▶ _Exercise description_:
Find every line in the records below that contains the word "structure", and copy each such line.

** BEGIN Data section **

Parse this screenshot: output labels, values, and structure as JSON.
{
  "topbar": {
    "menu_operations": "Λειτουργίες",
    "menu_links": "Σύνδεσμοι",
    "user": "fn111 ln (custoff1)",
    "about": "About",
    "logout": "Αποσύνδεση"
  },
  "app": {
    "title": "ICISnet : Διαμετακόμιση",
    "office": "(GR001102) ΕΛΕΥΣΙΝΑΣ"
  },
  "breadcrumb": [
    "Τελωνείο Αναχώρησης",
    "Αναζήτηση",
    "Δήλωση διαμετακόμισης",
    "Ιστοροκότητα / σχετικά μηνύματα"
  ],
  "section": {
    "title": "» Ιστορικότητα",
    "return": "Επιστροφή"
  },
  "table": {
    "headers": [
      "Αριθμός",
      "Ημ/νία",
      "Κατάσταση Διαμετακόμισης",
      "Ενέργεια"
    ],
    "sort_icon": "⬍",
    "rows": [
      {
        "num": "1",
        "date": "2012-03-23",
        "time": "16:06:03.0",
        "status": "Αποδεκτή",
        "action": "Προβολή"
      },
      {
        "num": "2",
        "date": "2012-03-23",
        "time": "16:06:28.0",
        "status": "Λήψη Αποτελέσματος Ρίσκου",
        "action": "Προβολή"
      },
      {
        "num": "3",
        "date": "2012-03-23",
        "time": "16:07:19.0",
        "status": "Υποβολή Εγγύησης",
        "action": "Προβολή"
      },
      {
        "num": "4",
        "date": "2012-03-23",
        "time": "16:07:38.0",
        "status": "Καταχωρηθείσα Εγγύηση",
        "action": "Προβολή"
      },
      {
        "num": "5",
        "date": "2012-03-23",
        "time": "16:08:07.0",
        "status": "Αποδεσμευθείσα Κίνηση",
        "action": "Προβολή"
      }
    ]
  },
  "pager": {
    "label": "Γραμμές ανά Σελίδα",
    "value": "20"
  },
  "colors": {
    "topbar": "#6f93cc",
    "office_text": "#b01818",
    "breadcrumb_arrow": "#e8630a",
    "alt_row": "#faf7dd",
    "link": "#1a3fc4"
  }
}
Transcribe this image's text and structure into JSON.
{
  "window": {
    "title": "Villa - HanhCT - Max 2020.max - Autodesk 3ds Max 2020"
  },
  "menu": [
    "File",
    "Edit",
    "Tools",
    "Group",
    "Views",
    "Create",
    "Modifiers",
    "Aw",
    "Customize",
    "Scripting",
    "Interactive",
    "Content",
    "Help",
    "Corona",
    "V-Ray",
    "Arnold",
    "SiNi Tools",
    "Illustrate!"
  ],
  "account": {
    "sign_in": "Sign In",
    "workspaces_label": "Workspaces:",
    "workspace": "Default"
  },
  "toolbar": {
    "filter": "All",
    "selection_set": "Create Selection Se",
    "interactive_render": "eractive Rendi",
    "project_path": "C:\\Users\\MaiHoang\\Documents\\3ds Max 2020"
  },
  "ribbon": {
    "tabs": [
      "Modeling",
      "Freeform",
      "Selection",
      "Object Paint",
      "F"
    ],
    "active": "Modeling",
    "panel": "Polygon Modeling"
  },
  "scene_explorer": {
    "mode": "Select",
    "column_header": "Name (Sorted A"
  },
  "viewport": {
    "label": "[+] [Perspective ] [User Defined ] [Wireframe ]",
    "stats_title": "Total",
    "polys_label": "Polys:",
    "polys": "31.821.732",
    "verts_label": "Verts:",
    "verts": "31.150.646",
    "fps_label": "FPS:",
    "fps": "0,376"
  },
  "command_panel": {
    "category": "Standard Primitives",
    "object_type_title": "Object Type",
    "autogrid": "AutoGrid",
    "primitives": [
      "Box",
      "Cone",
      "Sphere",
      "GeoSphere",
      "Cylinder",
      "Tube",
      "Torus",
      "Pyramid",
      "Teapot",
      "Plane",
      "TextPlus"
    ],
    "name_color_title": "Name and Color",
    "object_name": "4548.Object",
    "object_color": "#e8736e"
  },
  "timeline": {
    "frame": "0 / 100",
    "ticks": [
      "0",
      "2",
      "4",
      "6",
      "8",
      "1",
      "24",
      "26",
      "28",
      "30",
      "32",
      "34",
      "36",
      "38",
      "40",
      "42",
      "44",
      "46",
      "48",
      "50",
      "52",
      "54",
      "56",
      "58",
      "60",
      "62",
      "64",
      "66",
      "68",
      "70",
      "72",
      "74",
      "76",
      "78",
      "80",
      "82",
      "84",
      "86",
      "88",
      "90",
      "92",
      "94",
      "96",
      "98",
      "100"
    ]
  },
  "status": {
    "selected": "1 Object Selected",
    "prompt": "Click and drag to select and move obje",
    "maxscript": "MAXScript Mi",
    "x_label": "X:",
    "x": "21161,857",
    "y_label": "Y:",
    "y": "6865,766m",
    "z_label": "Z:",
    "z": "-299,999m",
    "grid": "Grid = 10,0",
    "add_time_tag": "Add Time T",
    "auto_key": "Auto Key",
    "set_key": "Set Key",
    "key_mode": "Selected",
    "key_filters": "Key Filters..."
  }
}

** END Data section **

▶ _Task solution_:
Parse this screenshot: output labels, values, and structure as JSON.
Transcribe this image's text and structure into JSON.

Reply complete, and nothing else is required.